Problem -
Look through the material below. Copy every line with the string "CONTOURS" in it.

Dataset records -
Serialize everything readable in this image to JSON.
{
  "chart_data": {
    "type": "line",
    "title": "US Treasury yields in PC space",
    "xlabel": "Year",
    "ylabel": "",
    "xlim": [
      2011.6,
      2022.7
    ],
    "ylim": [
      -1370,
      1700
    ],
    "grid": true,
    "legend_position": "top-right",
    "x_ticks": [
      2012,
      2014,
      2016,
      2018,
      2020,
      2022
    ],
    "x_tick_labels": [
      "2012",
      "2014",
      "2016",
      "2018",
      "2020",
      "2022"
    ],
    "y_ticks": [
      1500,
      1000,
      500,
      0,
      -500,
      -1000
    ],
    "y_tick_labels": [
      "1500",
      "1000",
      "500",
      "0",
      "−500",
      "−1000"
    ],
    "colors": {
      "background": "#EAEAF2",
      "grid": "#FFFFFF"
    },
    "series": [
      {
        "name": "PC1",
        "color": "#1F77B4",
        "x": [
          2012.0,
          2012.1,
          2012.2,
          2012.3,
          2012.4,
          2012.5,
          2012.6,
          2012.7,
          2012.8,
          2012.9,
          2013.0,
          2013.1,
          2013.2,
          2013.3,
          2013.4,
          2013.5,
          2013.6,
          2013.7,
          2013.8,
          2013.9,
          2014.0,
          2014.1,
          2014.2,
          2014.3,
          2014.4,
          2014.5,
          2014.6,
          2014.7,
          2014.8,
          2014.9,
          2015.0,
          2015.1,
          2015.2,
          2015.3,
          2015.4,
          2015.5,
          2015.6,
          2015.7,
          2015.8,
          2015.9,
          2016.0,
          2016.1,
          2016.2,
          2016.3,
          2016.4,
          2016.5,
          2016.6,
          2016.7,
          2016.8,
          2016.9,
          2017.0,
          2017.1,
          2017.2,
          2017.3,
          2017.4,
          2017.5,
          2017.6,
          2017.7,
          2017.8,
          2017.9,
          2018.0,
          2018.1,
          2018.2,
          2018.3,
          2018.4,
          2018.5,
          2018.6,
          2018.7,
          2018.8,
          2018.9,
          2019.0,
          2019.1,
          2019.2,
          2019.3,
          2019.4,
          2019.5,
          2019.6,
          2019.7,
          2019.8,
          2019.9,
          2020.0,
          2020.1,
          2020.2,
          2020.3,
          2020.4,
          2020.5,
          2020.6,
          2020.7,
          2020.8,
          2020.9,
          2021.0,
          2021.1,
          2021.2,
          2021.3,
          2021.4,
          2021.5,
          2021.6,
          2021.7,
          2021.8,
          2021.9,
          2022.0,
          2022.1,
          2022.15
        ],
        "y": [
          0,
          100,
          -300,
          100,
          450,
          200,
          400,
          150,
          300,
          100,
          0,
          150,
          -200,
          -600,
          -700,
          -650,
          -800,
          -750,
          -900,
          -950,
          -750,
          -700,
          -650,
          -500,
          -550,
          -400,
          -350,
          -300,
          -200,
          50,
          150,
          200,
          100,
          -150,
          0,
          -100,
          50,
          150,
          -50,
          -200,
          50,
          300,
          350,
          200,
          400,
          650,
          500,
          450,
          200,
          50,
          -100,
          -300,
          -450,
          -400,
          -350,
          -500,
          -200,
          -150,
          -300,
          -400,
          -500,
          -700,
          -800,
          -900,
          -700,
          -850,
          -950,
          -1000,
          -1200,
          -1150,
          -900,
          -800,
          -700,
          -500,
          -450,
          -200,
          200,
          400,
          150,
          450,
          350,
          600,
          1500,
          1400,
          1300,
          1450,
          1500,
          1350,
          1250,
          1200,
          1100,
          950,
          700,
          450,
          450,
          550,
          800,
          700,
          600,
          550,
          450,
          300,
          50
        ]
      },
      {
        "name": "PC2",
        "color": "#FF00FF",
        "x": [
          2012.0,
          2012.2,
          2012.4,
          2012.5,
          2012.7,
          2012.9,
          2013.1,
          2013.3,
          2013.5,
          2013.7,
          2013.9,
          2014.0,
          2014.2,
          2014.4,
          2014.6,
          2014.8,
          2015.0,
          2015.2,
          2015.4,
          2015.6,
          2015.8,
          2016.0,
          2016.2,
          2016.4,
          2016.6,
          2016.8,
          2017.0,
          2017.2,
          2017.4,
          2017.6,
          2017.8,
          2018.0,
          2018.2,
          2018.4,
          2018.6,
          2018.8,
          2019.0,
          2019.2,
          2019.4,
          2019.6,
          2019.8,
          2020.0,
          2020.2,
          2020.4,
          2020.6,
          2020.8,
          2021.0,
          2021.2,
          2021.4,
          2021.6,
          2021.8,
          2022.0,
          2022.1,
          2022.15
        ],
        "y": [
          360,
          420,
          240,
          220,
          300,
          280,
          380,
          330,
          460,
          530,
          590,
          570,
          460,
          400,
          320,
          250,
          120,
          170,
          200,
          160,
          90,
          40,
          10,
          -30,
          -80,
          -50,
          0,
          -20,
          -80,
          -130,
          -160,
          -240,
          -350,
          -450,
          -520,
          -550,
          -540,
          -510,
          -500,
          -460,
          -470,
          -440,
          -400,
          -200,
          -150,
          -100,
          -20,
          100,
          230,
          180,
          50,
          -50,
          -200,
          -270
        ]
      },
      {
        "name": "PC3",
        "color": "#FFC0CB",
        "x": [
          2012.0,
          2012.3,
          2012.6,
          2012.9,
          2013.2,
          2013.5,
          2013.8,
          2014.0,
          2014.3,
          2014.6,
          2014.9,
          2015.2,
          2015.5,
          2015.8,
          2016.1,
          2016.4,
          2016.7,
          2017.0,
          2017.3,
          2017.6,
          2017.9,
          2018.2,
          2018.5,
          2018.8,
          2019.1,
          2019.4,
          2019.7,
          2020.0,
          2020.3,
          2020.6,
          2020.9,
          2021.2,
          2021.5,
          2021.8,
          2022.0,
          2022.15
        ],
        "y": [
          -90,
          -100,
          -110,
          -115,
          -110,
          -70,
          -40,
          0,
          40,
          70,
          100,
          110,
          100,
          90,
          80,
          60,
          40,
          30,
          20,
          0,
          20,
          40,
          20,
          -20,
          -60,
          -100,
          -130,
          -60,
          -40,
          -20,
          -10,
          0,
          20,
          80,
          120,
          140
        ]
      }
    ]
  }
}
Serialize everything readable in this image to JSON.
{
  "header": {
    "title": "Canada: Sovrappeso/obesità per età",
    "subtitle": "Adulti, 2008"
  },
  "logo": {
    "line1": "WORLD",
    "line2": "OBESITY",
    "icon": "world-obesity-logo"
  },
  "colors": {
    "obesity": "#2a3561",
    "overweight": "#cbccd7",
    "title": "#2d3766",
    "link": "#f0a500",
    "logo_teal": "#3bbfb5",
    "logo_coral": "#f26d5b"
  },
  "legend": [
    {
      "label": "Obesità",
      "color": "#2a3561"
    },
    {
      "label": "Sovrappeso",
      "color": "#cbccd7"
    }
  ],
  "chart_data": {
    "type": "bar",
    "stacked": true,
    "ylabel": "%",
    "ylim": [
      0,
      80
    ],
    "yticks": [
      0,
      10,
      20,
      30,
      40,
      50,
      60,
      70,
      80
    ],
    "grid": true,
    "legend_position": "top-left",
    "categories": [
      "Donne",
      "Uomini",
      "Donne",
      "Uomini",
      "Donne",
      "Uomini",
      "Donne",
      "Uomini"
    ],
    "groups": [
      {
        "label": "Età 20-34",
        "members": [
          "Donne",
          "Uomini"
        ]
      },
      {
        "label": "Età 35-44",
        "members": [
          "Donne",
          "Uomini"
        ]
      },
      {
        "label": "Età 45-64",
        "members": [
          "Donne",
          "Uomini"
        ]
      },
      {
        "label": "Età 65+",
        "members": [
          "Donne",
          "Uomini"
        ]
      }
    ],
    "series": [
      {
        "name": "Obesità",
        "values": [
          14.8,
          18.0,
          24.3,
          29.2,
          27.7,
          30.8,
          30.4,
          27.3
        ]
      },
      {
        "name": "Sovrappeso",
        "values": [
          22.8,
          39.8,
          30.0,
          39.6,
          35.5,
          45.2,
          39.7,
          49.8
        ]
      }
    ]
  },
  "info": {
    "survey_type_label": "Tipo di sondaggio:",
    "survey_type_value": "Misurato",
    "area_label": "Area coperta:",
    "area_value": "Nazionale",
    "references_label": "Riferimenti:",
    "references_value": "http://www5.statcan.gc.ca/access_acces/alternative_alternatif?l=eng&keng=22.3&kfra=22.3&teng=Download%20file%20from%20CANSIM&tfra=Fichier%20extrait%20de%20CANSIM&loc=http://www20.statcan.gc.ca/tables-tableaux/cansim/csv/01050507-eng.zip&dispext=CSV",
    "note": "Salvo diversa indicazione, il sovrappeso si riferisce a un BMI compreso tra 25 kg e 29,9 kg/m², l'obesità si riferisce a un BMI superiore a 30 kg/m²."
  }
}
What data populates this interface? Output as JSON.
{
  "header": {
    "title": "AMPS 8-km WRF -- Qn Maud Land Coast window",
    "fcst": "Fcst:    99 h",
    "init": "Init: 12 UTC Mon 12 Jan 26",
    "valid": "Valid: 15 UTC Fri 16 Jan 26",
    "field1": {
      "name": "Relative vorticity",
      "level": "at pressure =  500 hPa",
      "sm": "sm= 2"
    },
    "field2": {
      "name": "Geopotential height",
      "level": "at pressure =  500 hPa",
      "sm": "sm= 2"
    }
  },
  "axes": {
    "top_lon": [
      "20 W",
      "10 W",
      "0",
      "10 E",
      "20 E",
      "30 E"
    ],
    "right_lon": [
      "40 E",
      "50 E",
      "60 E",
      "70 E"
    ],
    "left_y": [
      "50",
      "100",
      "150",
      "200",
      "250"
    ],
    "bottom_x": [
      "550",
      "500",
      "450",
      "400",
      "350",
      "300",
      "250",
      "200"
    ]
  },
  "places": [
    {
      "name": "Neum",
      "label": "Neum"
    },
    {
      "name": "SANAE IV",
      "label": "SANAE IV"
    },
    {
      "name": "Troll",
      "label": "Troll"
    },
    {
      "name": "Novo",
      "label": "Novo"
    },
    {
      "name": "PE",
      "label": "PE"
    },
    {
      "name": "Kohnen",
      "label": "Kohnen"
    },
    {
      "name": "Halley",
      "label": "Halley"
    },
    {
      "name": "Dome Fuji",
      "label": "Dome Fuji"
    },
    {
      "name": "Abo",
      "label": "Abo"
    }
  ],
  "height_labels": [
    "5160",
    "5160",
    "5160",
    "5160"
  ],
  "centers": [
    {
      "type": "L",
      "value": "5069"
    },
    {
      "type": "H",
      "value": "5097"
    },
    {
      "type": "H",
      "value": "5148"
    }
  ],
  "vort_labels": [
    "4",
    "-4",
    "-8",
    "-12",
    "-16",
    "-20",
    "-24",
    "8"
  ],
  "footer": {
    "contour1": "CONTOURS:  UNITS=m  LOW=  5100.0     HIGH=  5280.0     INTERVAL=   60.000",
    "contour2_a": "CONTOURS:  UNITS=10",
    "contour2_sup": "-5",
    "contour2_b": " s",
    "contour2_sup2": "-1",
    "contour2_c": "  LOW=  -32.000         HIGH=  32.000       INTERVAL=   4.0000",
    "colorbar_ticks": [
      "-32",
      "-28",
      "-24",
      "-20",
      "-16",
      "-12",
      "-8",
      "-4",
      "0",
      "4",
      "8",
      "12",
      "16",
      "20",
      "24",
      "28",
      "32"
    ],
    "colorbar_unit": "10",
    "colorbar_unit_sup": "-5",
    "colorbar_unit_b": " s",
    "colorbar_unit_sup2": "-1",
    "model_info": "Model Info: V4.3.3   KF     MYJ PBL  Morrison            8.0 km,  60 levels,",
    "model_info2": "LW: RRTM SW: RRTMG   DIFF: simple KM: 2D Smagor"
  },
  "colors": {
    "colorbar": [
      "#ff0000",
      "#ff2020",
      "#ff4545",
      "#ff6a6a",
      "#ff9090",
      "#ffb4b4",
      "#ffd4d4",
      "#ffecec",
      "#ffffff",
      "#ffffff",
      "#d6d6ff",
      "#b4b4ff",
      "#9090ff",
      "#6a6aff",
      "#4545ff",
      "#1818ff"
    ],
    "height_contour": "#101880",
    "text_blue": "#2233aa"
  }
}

Response to this task -
    "contour1": "CONTOURS:  UNITS=m  LOW=  5100.0     HIGH=  5280.0     INTERVAL=   60.000",
    "contour2_a": "CONTOURS:  UNITS=10",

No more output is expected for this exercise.